### What is required
Using the listing below, give the number of lines where "JSON" appears, and nothing else.

— start —

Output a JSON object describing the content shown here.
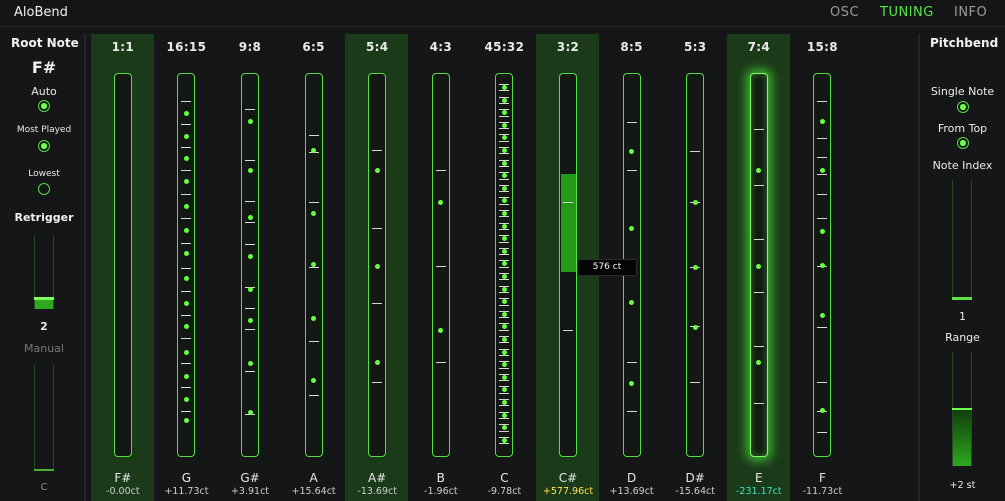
{
  "app_title": "AloBend",
  "nav": {
    "osc": "OSC",
    "tuning": "TUNING",
    "info": "INFO"
  },
  "left": {
    "root_note_title": "Root Note",
    "root_note_value": "F#",
    "auto_label": "Auto",
    "most_played_label": "Most Played",
    "lowest_label": "Lowest",
    "retrigger_title": "Retrigger",
    "retrigger_value": "2",
    "manual_label": "Manual",
    "manual_value": "C"
  },
  "right": {
    "pitchbend_title": "Pitchbend",
    "single_note_label": "Single Note",
    "from_top_label": "From Top",
    "note_index_label": "Note Index",
    "note_index_value": "1",
    "range_label": "Range",
    "range_value": "+2 st"
  },
  "tooltip": "576 ct",
  "colors": {
    "accent": "#56dc45",
    "highlight_bg": "#1b3a1a",
    "positive": "#ffe24a",
    "negative": "#3fe0c8"
  },
  "columns": [
    {
      "ratio": "1:1",
      "note": "F#",
      "cents": "-0.00ct",
      "highlighted": true,
      "state": "normal"
    },
    {
      "ratio": "16:15",
      "note": "G",
      "cents": "+11.73ct",
      "highlighted": false,
      "state": "normal"
    },
    {
      "ratio": "9:8",
      "note": "G#",
      "cents": "+3.91ct",
      "highlighted": false,
      "state": "normal"
    },
    {
      "ratio": "6:5",
      "note": "A",
      "cents": "+15.64ct",
      "highlighted": false,
      "state": "normal"
    },
    {
      "ratio": "5:4",
      "note": "A#",
      "cents": "-13.69ct",
      "highlighted": true,
      "state": "normal"
    },
    {
      "ratio": "4:3",
      "note": "B",
      "cents": "-1.96ct",
      "highlighted": false,
      "state": "normal"
    },
    {
      "ratio": "45:32",
      "note": "C",
      "cents": "-9.78ct",
      "highlighted": false,
      "state": "normal"
    },
    {
      "ratio": "3:2",
      "note": "C#",
      "cents": "+577.96ct",
      "highlighted": true,
      "state": "active"
    },
    {
      "ratio": "8:5",
      "note": "D",
      "cents": "+13.69ct",
      "highlighted": false,
      "state": "normal"
    },
    {
      "ratio": "5:3",
      "note": "D#",
      "cents": "-15.64ct",
      "highlighted": false,
      "state": "normal"
    },
    {
      "ratio": "7:4",
      "note": "E",
      "cents": "-231.17ct",
      "highlighted": true,
      "state": "glow"
    },
    {
      "ratio": "15:8",
      "note": "F",
      "cents": "-11.73ct",
      "highlighted": false,
      "state": "normal"
    }
  ]
}
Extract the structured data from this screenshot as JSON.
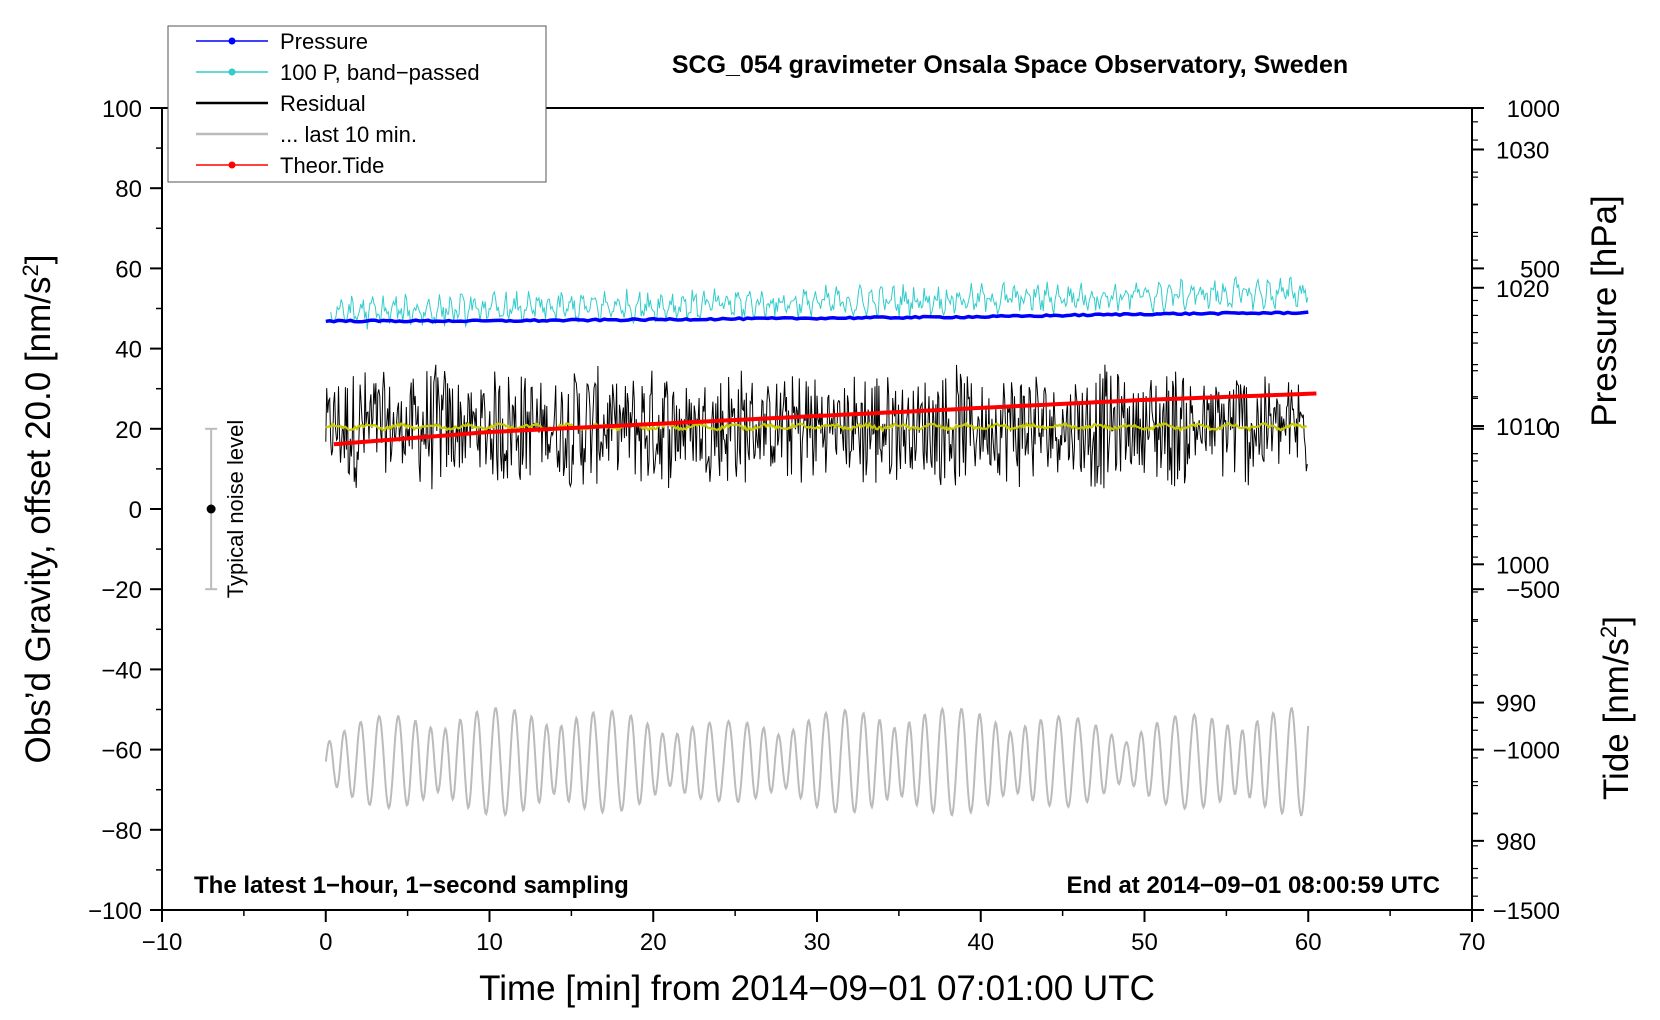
{
  "chart_data": {
    "type": "line",
    "title": "SCG_054 gravimeter Onsala Space Observatory, Sweden",
    "xlabel": "Time [min] from 2014−09−01 07:01:00 UTC",
    "ylabel_left": "Obs’d Gravity, offset 20.0 [nm/s",
    "ylabel_left_sup": "2",
    "ylabel_left_end": "]",
    "ylabel_pressure": "Pressure [hPa]",
    "ylabel_tide": "Tide [nm/s",
    "ylabel_tide_sup": "2",
    "ylabel_tide_end": "]",
    "xlim": [
      -10,
      70
    ],
    "ylim": [
      -100,
      100
    ],
    "pressure_lim": [
      975,
      1033
    ],
    "tide_lim": [
      -1500,
      1000
    ],
    "x_ticks": [
      -10,
      0,
      10,
      20,
      30,
      40,
      50,
      60,
      70
    ],
    "x_tick_labels": [
      "−10",
      "0",
      "10",
      "20",
      "30",
      "40",
      "50",
      "60",
      "70"
    ],
    "y_ticks": [
      -100,
      -80,
      -60,
      -40,
      -20,
      0,
      20,
      40,
      60,
      80,
      100
    ],
    "y_tick_labels": [
      "−100",
      "−80",
      "−60",
      "−40",
      "−20",
      "0",
      "20",
      "40",
      "60",
      "80",
      "100"
    ],
    "pressure_ticks": [
      980,
      990,
      1000,
      1010,
      1020,
      1030
    ],
    "pressure_tick_labels": [
      "980",
      "990",
      "1000",
      "1010",
      "1020",
      "1030"
    ],
    "tide_ticks": [
      -1500,
      -1000,
      -500,
      0,
      500,
      1000
    ],
    "tide_tick_labels": [
      "−1500",
      "−1000",
      "−500",
      "0",
      "500",
      "1000"
    ],
    "legend_position": "top-left",
    "legend": [
      {
        "label": "Pressure",
        "color": "#0000ff",
        "marker": true
      },
      {
        "label": "100 P, band−passed",
        "color": "#33cccc",
        "marker": true
      },
      {
        "label": "Residual",
        "color": "#000000",
        "marker": false
      },
      {
        "label": "... last 10 min.",
        "color": "#bbbbbb",
        "marker": false
      },
      {
        "label": "Theor.Tide",
        "color": "#ff0000",
        "marker": true
      }
    ],
    "series": [
      {
        "name": "Pressure",
        "axis": "pressure",
        "color": "#0000ff",
        "x": [
          0,
          10,
          20,
          30,
          40,
          50,
          60
        ],
        "values": [
          1017.6,
          1017.6,
          1017.7,
          1017.8,
          1017.9,
          1018.1,
          1018.2
        ]
      },
      {
        "name": "100 P, band−passed",
        "axis": "left",
        "color": "#33cccc",
        "center": [
          49,
          54
        ],
        "amplitude": 3.5
      },
      {
        "name": "Residual",
        "axis": "left",
        "color": "#000000",
        "center": 20.5,
        "amplitude": 12
      },
      {
        "name": "Residual (smoothed)",
        "axis": "left",
        "color": "#c8c800",
        "center": 20.5,
        "amplitude": 0.8
      },
      {
        "name": "... last 10 min.",
        "axis": "left",
        "color": "#bbbbbb",
        "center": -63,
        "amplitude": 9
      },
      {
        "name": "Theor.Tide",
        "axis": "tide",
        "color": "#ff0000",
        "x": [
          0,
          10,
          20,
          30,
          40,
          50,
          60.5
        ],
        "values": [
          -50,
          -10,
          15,
          40,
          65,
          90,
          110
        ]
      }
    ],
    "noise_bar": {
      "x": -7,
      "y_low": -20,
      "y_high": 20,
      "y_mid": 0,
      "label": "Typical noise level"
    },
    "annotations": {
      "bottom_left": "The latest 1−hour, 1−second sampling",
      "bottom_right": "End at 2014−09−01 08:00:59 UTC"
    }
  }
}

— end —

### Solution below
2